═════ Records for the task

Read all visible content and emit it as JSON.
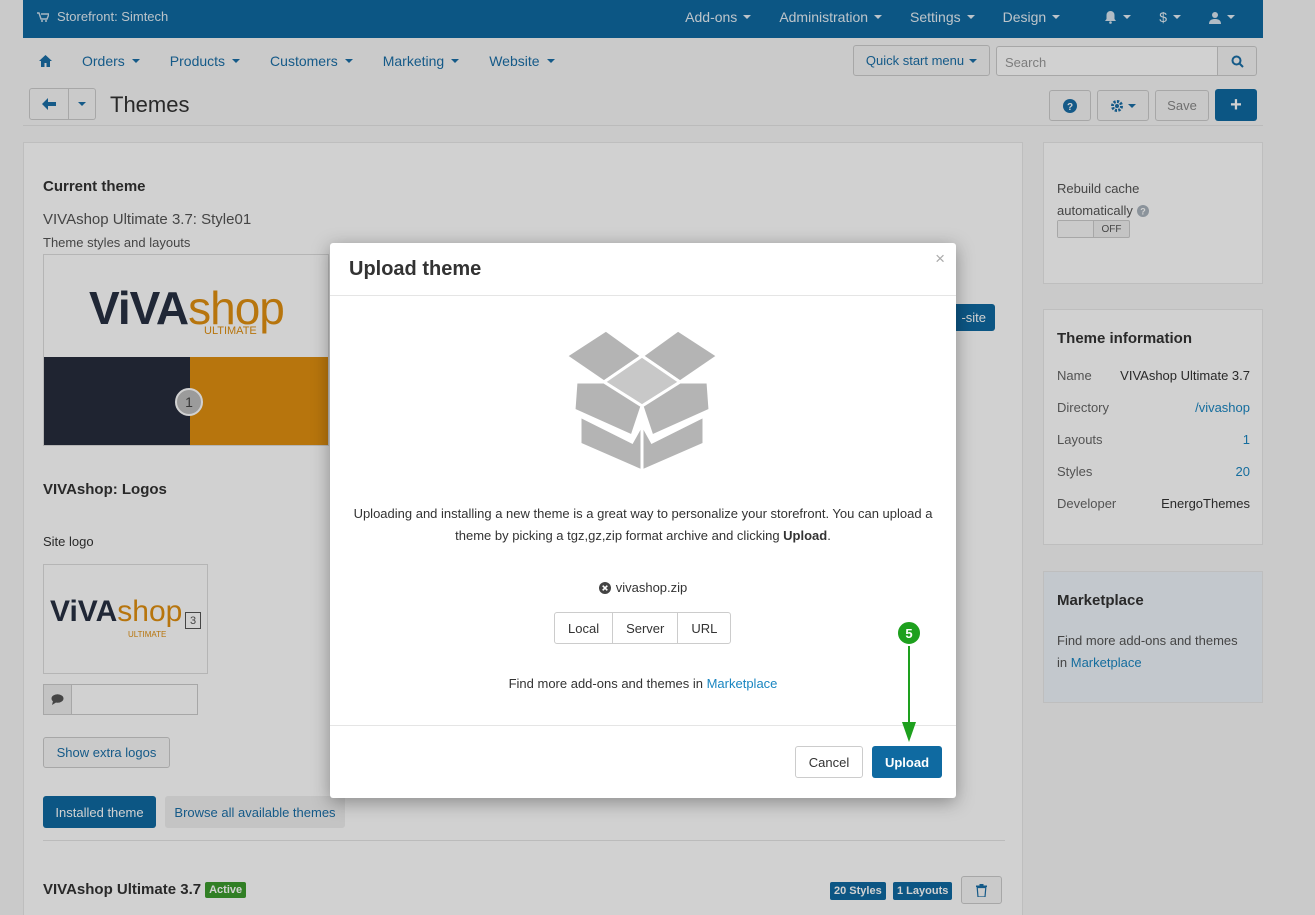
{
  "topbar": {
    "store": "Storefront: Simtech",
    "menu": [
      "Add-ons",
      "Administration",
      "Settings",
      "Design"
    ],
    "currency": "$"
  },
  "nav": {
    "items": [
      "Orders",
      "Products",
      "Customers",
      "Marketing",
      "Website"
    ],
    "quick_start": "Quick start menu",
    "search_placeholder": "Search"
  },
  "titlebar": {
    "title": "Themes",
    "save": "Save"
  },
  "main": {
    "current_theme_heading": "Current theme",
    "current_theme_name": "VIVAshop Ultimate 3.7: Style01",
    "styles_layouts": "Theme styles and layouts",
    "preview_number": "1",
    "preview_button_suffix": "-site",
    "logos_heading": "VIVAshop: Logos",
    "site_logo_label": "Site logo",
    "logo_text_viva": "ViVA",
    "logo_text_shop": "shop",
    "logo_text_ultimate": "ULTIMATE",
    "logo_text_version": "3",
    "show_extra_logos": "Show extra logos",
    "tab_installed": "Installed theme",
    "tab_browse": "Browse all available themes",
    "installed_name": "VIVAshop Ultimate 3.7",
    "active_badge": "Active",
    "styles_badge": "20 Styles",
    "layouts_badge": "1 Layouts"
  },
  "sidebar": {
    "rebuild_label_1": "Rebuild cache",
    "rebuild_label_2": "automatically",
    "toggle_state": "OFF",
    "info_heading": "Theme information",
    "info": [
      {
        "key": "Name",
        "value": "VIVAshop Ultimate 3.7"
      },
      {
        "key": "Directory",
        "value": "/vivashop"
      },
      {
        "key": "Layouts",
        "value": "1"
      },
      {
        "key": "Styles",
        "value": "20"
      },
      {
        "key": "Developer",
        "value": "EnergoThemes"
      }
    ],
    "marketplace_heading": "Marketplace",
    "marketplace_text": "Find more add-ons and themes in",
    "marketplace_link": "Marketplace"
  },
  "modal": {
    "title": "Upload theme",
    "close": "×",
    "desc_part1": "Uploading and installing a new theme is a great way to personalize your storefront. You can upload a theme by picking a tgz,gz,zip format archive and clicking ",
    "desc_bold": "Upload",
    "desc_end": ".",
    "filename": "vivashop.zip",
    "sources": [
      "Local",
      "Server",
      "URL"
    ],
    "find_text": "Find more add-ons and themes in ",
    "find_link": "Marketplace",
    "cancel": "Cancel",
    "upload": "Upload",
    "step_number": "5"
  },
  "colors": {
    "primary": "#0f6aa1",
    "link": "#1a6ea7",
    "active_green": "#3c9c2e",
    "step_green": "#1ea01e"
  }
}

══════════

■ **Set problem**
Retype each entry precisely. Skip images entirely.

■ **Response**
Read all visible content and emit it as JSON.
{
  "topbar": {
    "store": "Storefront: Simtech",
    "menu": [
      "Add-ons",
      "Administration",
      "Settings",
      "Design"
    ],
    "currency": "$"
  },
  "nav": {
    "items": [
      "Orders",
      "Products",
      "Customers",
      "Marketing",
      "Website"
    ],
    "quick_start": "Quick start menu",
    "search_placeholder": "Search"
  },
  "titlebar": {
    "title": "Themes",
    "save": "Save"
  },
  "main": {
    "current_theme_heading": "Current theme",
    "current_theme_name": "VIVAshop Ultimate 3.7: Style01",
    "styles_layouts": "Theme styles and layouts",
    "preview_number": "1",
    "preview_button_suffix": "-site",
    "logos_heading": "VIVAshop: Logos",
    "site_logo_label": "Site logo",
    "logo_text_viva": "ViVA",
    "logo_text_shop": "shop",
    "logo_text_ultimate": "ULTIMATE",
    "logo_text_version": "3",
    "show_extra_logos": "Show extra logos",
    "tab_installed": "Installed theme",
    "tab_browse": "Browse all available themes",
    "installed_name": "VIVAshop Ultimate 3.7",
    "active_badge": "Active",
    "styles_badge": "20 Styles",
    "layouts_badge": "1 Layouts"
  },
  "sidebar": {
    "rebuild_label_1": "Rebuild cache",
    "rebuild_label_2": "automatically",
    "toggle_state": "OFF",
    "info_heading": "Theme information",
    "info": [
      {
        "key": "Name",
        "value": "VIVAshop Ultimate 3.7"
      },
      {
        "key": "Directory",
        "value": "/vivashop"
      },
      {
        "key": "Layouts",
        "value": "1"
      },
      {
        "key": "Styles",
        "value": "20"
      },
      {
        "key": "Developer",
        "value": "EnergoThemes"
      }
    ],
    "marketplace_heading": "Marketplace",
    "marketplace_text": "Find more add-ons and themes in",
    "marketplace_link": "Marketplace"
  },
  "modal": {
    "title": "Upload theme",
    "close": "×",
    "desc_part1": "Uploading and installing a new theme is a great way to personalize your storefront. You can upload a theme by picking a tgz,gz,zip format archive and clicking ",
    "desc_bold": "Upload",
    "desc_end": ".",
    "filename": "vivashop.zip",
    "sources": [
      "Local",
      "Server",
      "URL"
    ],
    "find_text": "Find more add-ons and themes in ",
    "find_link": "Marketplace",
    "cancel": "Cancel",
    "upload": "Upload",
    "step_number": "5"
  },
  "colors": {
    "primary": "#0f6aa1",
    "link": "#1a6ea7",
    "active_green": "#3c9c2e",
    "step_green": "#1ea01e"
  }
}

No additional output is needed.